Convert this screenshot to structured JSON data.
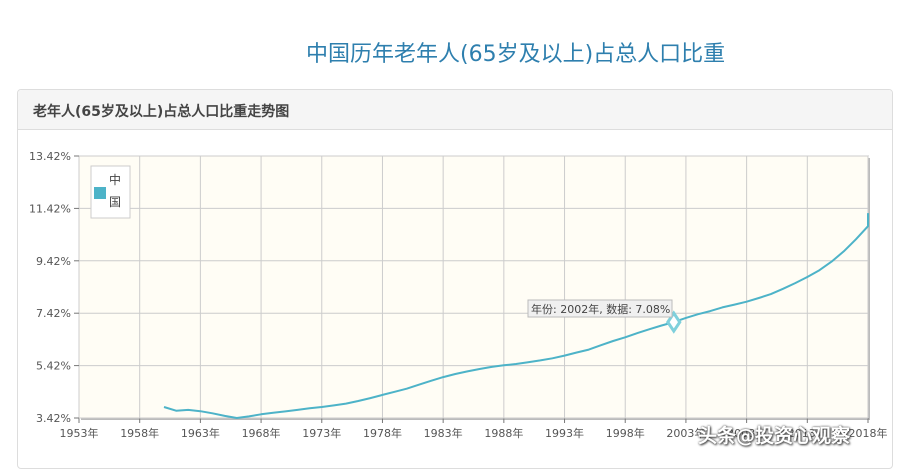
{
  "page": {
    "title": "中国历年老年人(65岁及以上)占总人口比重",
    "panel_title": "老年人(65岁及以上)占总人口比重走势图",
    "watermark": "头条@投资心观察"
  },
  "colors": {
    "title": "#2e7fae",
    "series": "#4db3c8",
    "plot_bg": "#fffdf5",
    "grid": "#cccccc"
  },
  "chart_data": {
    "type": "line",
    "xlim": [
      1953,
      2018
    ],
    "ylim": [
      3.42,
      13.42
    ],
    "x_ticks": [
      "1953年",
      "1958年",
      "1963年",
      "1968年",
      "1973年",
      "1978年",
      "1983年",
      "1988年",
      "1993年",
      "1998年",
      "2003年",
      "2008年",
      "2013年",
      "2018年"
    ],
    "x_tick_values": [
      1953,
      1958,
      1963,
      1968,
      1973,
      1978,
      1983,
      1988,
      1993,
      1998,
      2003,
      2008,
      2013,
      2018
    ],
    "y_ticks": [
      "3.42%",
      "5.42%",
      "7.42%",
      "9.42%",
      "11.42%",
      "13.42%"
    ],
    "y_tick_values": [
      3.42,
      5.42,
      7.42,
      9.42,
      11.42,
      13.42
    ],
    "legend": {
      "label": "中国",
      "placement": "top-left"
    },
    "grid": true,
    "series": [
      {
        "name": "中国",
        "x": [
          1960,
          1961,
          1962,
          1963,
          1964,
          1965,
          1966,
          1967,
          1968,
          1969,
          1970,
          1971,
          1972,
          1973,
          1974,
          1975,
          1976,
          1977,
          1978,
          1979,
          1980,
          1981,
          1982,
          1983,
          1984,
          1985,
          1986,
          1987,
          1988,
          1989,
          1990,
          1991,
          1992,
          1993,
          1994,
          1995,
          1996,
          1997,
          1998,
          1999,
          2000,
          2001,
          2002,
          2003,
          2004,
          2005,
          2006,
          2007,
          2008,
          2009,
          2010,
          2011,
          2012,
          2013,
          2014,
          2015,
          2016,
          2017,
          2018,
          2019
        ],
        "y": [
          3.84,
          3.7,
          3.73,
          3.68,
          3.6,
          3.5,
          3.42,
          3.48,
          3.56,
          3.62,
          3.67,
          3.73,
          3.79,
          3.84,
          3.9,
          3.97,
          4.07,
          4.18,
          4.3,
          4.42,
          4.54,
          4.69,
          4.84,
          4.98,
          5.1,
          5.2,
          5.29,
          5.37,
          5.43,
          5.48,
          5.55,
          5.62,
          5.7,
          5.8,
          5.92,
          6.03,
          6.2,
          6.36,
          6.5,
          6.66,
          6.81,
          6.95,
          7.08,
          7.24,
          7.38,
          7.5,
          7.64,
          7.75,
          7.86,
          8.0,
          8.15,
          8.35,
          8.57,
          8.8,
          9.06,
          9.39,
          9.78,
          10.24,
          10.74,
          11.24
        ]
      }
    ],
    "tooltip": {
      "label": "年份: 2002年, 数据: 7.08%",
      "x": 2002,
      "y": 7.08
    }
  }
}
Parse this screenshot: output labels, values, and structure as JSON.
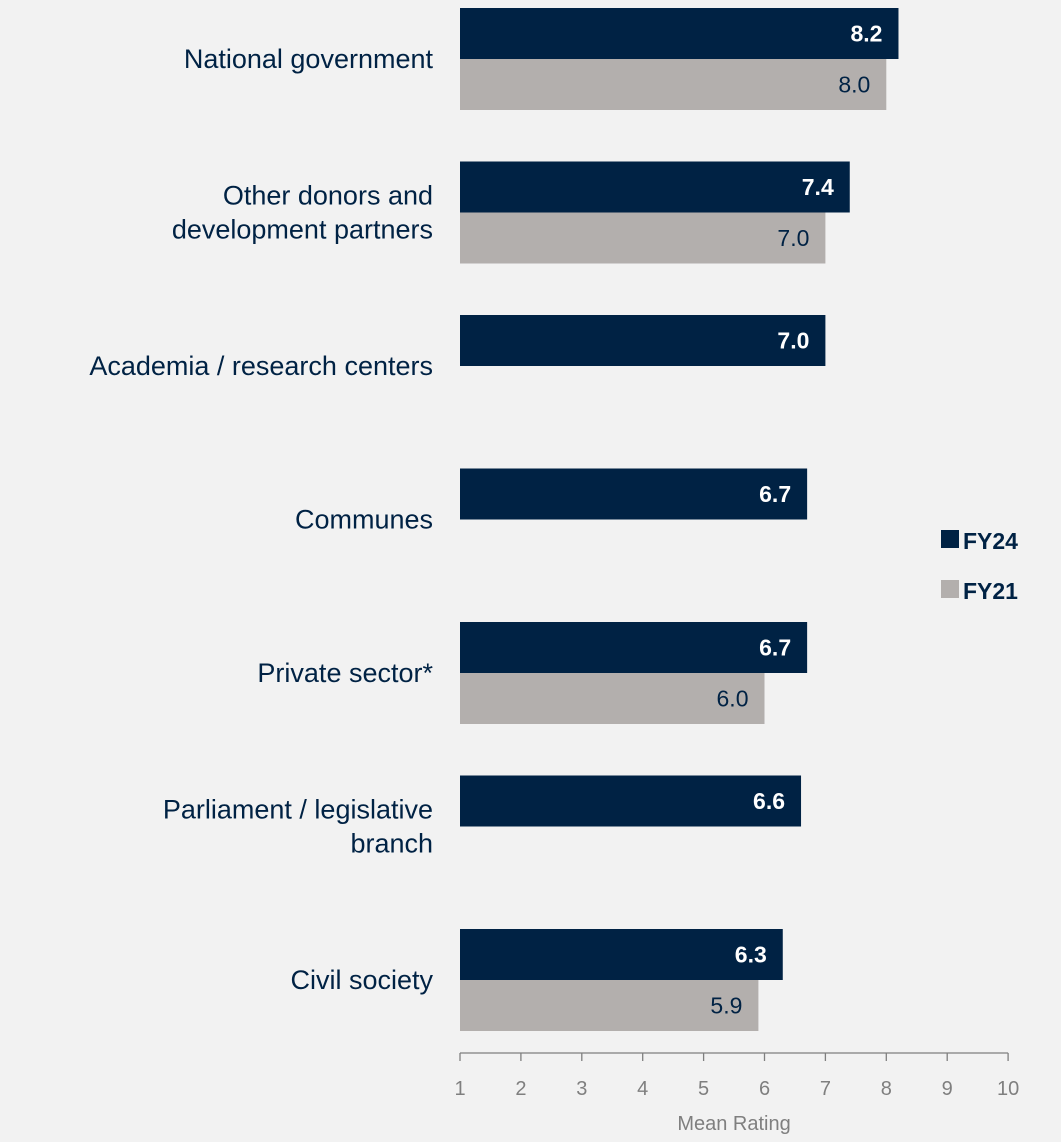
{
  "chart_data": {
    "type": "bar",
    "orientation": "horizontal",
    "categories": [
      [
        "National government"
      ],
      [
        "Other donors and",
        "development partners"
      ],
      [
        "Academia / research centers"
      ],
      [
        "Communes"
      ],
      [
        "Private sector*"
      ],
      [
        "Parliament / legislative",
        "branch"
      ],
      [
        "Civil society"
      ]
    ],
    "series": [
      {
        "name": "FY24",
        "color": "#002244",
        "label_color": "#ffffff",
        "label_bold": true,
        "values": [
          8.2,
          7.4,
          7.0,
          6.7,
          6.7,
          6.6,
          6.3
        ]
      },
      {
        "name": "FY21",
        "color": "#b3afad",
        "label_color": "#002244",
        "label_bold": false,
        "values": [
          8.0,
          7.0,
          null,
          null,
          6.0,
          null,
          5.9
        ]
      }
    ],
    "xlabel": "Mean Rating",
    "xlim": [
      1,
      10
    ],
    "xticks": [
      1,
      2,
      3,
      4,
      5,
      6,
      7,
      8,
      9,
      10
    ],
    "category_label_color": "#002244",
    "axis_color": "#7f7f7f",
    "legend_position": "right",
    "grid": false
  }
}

════════

Drop the pictures and reproduce the rest of the entries above exactly.

Convert this screenshot to structured JSON data.
{
  "page": {
    "title": "中国历年老年人(65岁及以上)占总人口比重",
    "panel_title": "老年人(65岁及以上)占总人口比重走势图",
    "watermark": "头条@投资心观察"
  },
  "colors": {
    "title": "#2e7fae",
    "series": "#4db3c8",
    "plot_bg": "#fffdf5",
    "grid": "#cccccc"
  },
  "chart_data": {
    "type": "line",
    "xlim": [
      1953,
      2018
    ],
    "ylim": [
      3.42,
      13.42
    ],
    "x_ticks": [
      "1953年",
      "1958年",
      "1963年",
      "1968年",
      "1973年",
      "1978年",
      "1983年",
      "1988年",
      "1993年",
      "1998年",
      "2003年",
      "2008年",
      "2013年",
      "2018年"
    ],
    "x_tick_values": [
      1953,
      1958,
      1963,
      1968,
      1973,
      1978,
      1983,
      1988,
      1993,
      1998,
      2003,
      2008,
      2013,
      2018
    ],
    "y_ticks": [
      "3.42%",
      "5.42%",
      "7.42%",
      "9.42%",
      "11.42%",
      "13.42%"
    ],
    "y_tick_values": [
      3.42,
      5.42,
      7.42,
      9.42,
      11.42,
      13.42
    ],
    "legend": {
      "label": "中国",
      "placement": "top-left"
    },
    "grid": true,
    "series": [
      {
        "name": "中国",
        "x": [
          1960,
          1961,
          1962,
          1963,
          1964,
          1965,
          1966,
          1967,
          1968,
          1969,
          1970,
          1971,
          1972,
          1973,
          1974,
          1975,
          1976,
          1977,
          1978,
          1979,
          1980,
          1981,
          1982,
          1983,
          1984,
          1985,
          1986,
          1987,
          1988,
          1989,
          1990,
          1991,
          1992,
          1993,
          1994,
          1995,
          1996,
          1997,
          1998,
          1999,
          2000,
          2001,
          2002,
          2003,
          2004,
          2005,
          2006,
          2007,
          2008,
          2009,
          2010,
          2011,
          2012,
          2013,
          2014,
          2015,
          2016,
          2017,
          2018,
          2019
        ],
        "y": [
          3.84,
          3.7,
          3.73,
          3.68,
          3.6,
          3.5,
          3.42,
          3.48,
          3.56,
          3.62,
          3.67,
          3.73,
          3.79,
          3.84,
          3.9,
          3.97,
          4.07,
          4.18,
          4.3,
          4.42,
          4.54,
          4.69,
          4.84,
          4.98,
          5.1,
          5.2,
          5.29,
          5.37,
          5.43,
          5.48,
          5.55,
          5.62,
          5.7,
          5.8,
          5.92,
          6.03,
          6.2,
          6.36,
          6.5,
          6.66,
          6.81,
          6.95,
          7.08,
          7.24,
          7.38,
          7.5,
          7.64,
          7.75,
          7.86,
          8.0,
          8.15,
          8.35,
          8.57,
          8.8,
          9.06,
          9.39,
          9.78,
          10.24,
          10.74,
          11.24
        ]
      }
    ],
    "tooltip": {
      "label": "年份: 2002年, 数据: 7.08%",
      "x": 2002,
      "y": 7.08
    }
  }
}
Parse this screenshot: output labels, values, and structure as JSON.
{
  "chart_data": {
    "type": "bar",
    "orientation": "horizontal",
    "categories": [
      [
        "National government"
      ],
      [
        "Other donors and",
        "development partners"
      ],
      [
        "Academia / research centers"
      ],
      [
        "Communes"
      ],
      [
        "Private sector*"
      ],
      [
        "Parliament / legislative",
        "branch"
      ],
      [
        "Civil society"
      ]
    ],
    "series": [
      {
        "name": "FY24",
        "color": "#002244",
        "label_color": "#ffffff",
        "label_bold": true,
        "values": [
          8.2,
          7.4,
          7.0,
          6.7,
          6.7,
          6.6,
          6.3
        ]
      },
      {
        "name": "FY21",
        "color": "#b3afad",
        "label_color": "#002244",
        "label_bold": false,
        "values": [
          8.0,
          7.0,
          null,
          null,
          6.0,
          null,
          5.9
        ]
      }
    ],
    "xlabel": "Mean Rating",
    "xlim": [
      1,
      10
    ],
    "xticks": [
      1,
      2,
      3,
      4,
      5,
      6,
      7,
      8,
      9,
      10
    ],
    "category_label_color": "#002244",
    "axis_color": "#7f7f7f",
    "legend_position": "right",
    "grid": false
  }
}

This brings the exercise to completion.